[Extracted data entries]

****************

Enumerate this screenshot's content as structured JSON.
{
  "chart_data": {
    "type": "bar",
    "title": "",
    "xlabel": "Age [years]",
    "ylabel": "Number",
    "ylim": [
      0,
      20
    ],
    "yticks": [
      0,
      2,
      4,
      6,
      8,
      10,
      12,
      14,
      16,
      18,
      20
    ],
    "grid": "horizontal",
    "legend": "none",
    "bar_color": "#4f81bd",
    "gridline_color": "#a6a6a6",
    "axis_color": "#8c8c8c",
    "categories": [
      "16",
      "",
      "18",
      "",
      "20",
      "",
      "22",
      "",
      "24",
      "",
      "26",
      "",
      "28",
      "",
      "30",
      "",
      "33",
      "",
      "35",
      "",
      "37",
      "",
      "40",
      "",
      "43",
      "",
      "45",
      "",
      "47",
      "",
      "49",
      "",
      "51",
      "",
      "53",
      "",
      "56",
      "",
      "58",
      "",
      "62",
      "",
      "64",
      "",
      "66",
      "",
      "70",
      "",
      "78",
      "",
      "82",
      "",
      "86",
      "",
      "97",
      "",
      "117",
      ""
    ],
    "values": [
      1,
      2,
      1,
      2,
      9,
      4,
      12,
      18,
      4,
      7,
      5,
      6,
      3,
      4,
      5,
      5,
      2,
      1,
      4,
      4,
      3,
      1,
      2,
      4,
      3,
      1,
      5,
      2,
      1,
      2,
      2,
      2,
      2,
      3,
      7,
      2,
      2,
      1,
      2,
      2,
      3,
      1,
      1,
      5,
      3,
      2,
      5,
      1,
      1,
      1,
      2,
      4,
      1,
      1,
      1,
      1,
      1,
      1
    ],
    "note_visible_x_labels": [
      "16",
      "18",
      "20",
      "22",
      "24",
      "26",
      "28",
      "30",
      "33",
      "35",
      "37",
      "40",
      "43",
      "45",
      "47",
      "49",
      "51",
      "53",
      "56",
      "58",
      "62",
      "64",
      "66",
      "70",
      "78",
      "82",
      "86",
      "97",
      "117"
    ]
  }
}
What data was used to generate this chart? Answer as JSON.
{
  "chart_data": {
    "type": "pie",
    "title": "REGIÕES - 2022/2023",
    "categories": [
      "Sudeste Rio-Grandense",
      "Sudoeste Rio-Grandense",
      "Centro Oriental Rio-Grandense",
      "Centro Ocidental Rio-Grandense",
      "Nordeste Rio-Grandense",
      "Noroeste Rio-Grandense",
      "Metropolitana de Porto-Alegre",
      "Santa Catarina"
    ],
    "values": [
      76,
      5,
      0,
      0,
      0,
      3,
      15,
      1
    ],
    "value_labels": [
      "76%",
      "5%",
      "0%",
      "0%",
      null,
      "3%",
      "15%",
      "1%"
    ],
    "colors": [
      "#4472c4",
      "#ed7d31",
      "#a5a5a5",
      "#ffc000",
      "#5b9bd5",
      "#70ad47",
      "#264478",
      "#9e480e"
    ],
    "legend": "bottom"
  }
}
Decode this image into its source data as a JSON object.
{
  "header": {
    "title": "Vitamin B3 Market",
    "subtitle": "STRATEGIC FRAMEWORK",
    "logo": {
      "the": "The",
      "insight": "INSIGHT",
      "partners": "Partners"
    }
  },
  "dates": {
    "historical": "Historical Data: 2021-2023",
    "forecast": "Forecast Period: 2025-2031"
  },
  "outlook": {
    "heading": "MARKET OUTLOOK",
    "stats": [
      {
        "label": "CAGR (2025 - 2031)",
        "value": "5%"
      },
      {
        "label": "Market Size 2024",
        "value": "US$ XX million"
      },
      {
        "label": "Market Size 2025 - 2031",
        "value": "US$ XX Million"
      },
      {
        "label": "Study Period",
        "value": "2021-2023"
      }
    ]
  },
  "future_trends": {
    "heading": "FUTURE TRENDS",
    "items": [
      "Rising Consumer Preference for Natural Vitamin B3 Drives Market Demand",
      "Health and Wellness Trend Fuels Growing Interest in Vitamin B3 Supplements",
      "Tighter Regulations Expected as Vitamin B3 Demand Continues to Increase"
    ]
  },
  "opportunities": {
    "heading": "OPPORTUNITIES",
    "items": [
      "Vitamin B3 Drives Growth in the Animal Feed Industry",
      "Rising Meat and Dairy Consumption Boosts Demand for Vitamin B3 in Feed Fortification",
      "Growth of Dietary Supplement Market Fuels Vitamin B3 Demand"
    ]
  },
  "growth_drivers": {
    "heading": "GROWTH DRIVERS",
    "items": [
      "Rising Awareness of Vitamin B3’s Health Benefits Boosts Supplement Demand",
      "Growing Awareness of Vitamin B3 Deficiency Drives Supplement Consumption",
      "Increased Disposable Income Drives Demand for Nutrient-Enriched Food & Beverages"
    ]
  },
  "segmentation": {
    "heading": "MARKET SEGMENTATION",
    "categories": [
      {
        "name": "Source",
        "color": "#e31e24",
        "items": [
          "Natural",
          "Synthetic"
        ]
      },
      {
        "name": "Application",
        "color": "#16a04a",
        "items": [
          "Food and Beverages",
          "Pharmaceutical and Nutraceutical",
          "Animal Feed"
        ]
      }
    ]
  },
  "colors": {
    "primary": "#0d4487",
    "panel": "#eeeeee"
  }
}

****************

What you should do:
Tally up the lines holding the string "JSON" in this listing, and report the total alone.

Task result:
3